(Rows from a dataset)
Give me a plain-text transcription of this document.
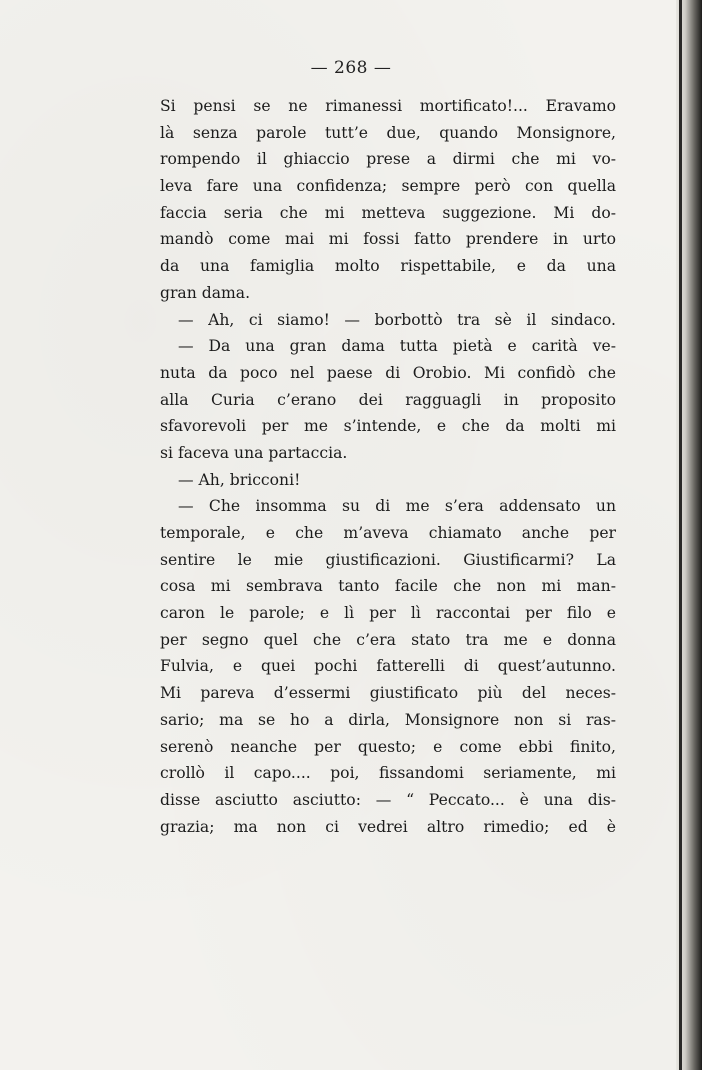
— 268 —
Si pensi se ne rimanessi mortificato!... Eravamo
là senza parole tutt’e due, quando Monsignore,
rompendo il ghiaccio prese a dirmi che mi vo-
leva fare una confidenza; sempre però con quella
faccia seria che mi metteva suggezione. Mi do-
mandò come mai mi fossi fatto prendere in urto
da una famiglia molto rispettabile, e da una
gran dama.
— Ah, ci siamo! — borbottò tra sè il sindaco.
— Da una gran dama tutta pietà e carità ve-
nuta da poco nel paese di Orobio. Mi confidò che
alla Curia c’erano dei ragguagli in proposito
sfavorevoli per me s’intende, e che da molti mi
si faceva una partaccia.
— Ah, bricconi!
— Che insomma su di me s’era addensato un
temporale, e che m’aveva chiamato anche per
sentire le mie giustificazioni. Giustificarmi? La
cosa mi sembrava tanto facile che non mi man-
caron le parole; e lì per lì raccontai per filo e
per segno quel che c’era stato tra me e donna
Fulvia, e quei pochi fatterelli di quest’autunno.
Mi pareva d’essermi giustificato più del neces-
sario; ma se ho a dirla, Monsignore non si ras-
serenò neanche per questo; e come ebbi finito,
crollò il capo.... poi, fissandomi seriamente, mi
disse asciutto asciutto: — “ Peccato... è una dis-
grazia; ma non ci vedrei altro rimedio; ed è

▶ EXERCISE:
Gather from the data above every line with the string "Monsignore".

▶ CORRECT OUTPUT:
là senza parole tutt’e due, quando Monsignore,
sario; ma se ho a dirla, Monsignore non si ras-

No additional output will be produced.